>>>>

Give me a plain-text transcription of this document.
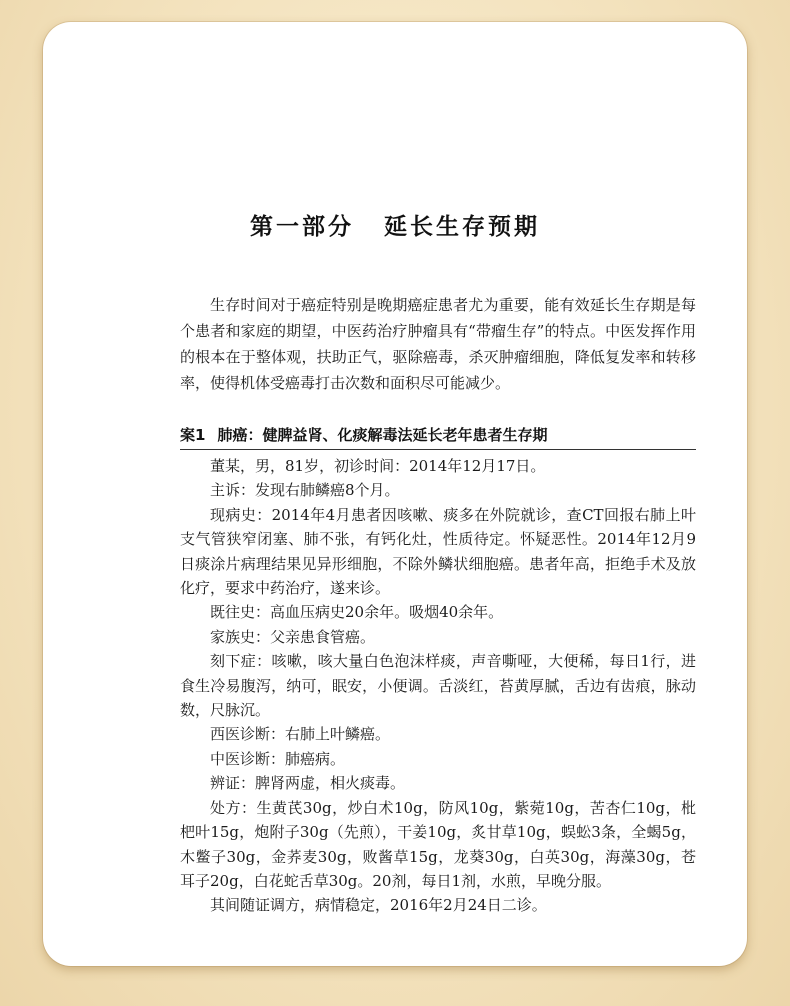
第一部分 延长生存预期

生存时间对于癌症特别是晚期癌症患者尤为重要，能有效延长生存期是每个患者和家庭的期望，中医药治疗肿瘤具有“带瘤生存”的特点。中医发挥作用的根本在于整体观，扶助正气，驱除癌毒，杀灭肿瘤细胞，降低复发率和转移率，使得机体受癌毒打击次数和面积尽可能减少。

案1 肺癌：健脾益肾、化痰解毒法延长老年患者生存期

董某，男，81岁，初诊时间：2014年12月17日。

主诉：发现右肺鳞癌8个月。

现病史：2014年4月患者因咳嗽、痰多在外院就诊，查CT回报右肺上叶支气管狭窄闭塞、肺不张，有钙化灶，性质待定。怀疑恶性。2014年12月9日痰涂片病理结果见异形细胞，不除外鳞状细胞癌。患者年高，拒绝手术及放化疗，要求中药治疗，遂来诊。

既往史：高血压病史20余年。吸烟40余年。

家族史：父亲患食管癌。

刻下症：咳嗽，咳大量白色泡沫样痰，声音嘶哑，大便稀，每日1行，进食生冷易腹泻，纳可，眠安，小便调。舌淡红，苔黄厚腻，舌边有齿痕，脉动数，尺脉沉。

西医诊断：右肺上叶鳞癌。

中医诊断：肺癌病。

辨证：脾肾两虚，相火痰毒。

处方：生黄芪30g，炒白术10g，防风10g，紫菀10g，苦杏仁10g，枇杷叶15g，炮附子30g（先煎），干姜10g，炙甘草10g，蜈蚣3条，全蝎5g，木鳖子30g，金荞麦30g，败酱草15g，龙葵30g，白英30g，海藻30g，苍耳子20g，白花蛇舌草30g。20剂，每日1剂，水煎，早晚分服。

其间随证调方，病情稳定，2016年2月24日二诊。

<<<<

TASK GOAL →
Retype the data above exactly; pictures are not part of the copy.

REPLY TO THE EXERCISE →
Give me a plain-text transcription of this document.
第一部分 延长生存预期

生存时间对于癌症特别是晚期癌症患者尤为重要，能有效延长生存期是每个患者和家庭的期望，中医药治疗肿瘤具有“带瘤生存”的特点。中医发挥作用的根本在于整体观，扶助正气，驱除癌毒，杀灭肿瘤细胞，降低复发率和转移率，使得机体受癌毒打击次数和面积尽可能减少。

案1 肺癌：健脾益肾、化痰解毒法延长老年患者生存期

董某，男，81岁，初诊时间：2014年12月17日。

主诉：发现右肺鳞癌8个月。

现病史：2014年4月患者因咳嗽、痰多在外院就诊，查CT回报右肺上叶支气管狭窄闭塞、肺不张，有钙化灶，性质待定。怀疑恶性。2014年12月9日痰涂片病理结果见异形细胞，不除外鳞状细胞癌。患者年高，拒绝手术及放化疗，要求中药治疗，遂来诊。

既往史：高血压病史20余年。吸烟40余年。

家族史：父亲患食管癌。

刻下症：咳嗽，咳大量白色泡沫样痰，声音嘶哑，大便稀，每日1行，进食生冷易腹泻，纳可，眠安，小便调。舌淡红，苔黄厚腻，舌边有齿痕，脉动数，尺脉沉。

西医诊断：右肺上叶鳞癌。

中医诊断：肺癌病。

辨证：脾肾两虚，相火痰毒。

处方：生黄芪30g，炒白术10g，防风10g，紫菀10g，苦杏仁10g，枇杷叶15g，炮附子30g（先煎），干姜10g，炙甘草10g，蜈蚣3条，全蝎5g，木鳖子30g，金荞麦30g，败酱草15g，龙葵30g，白英30g，海藻30g，苍耳子20g，白花蛇舌草30g。20剂，每日1剂，水煎，早晚分服。

其间随证调方，病情稳定，2016年2月24日二诊。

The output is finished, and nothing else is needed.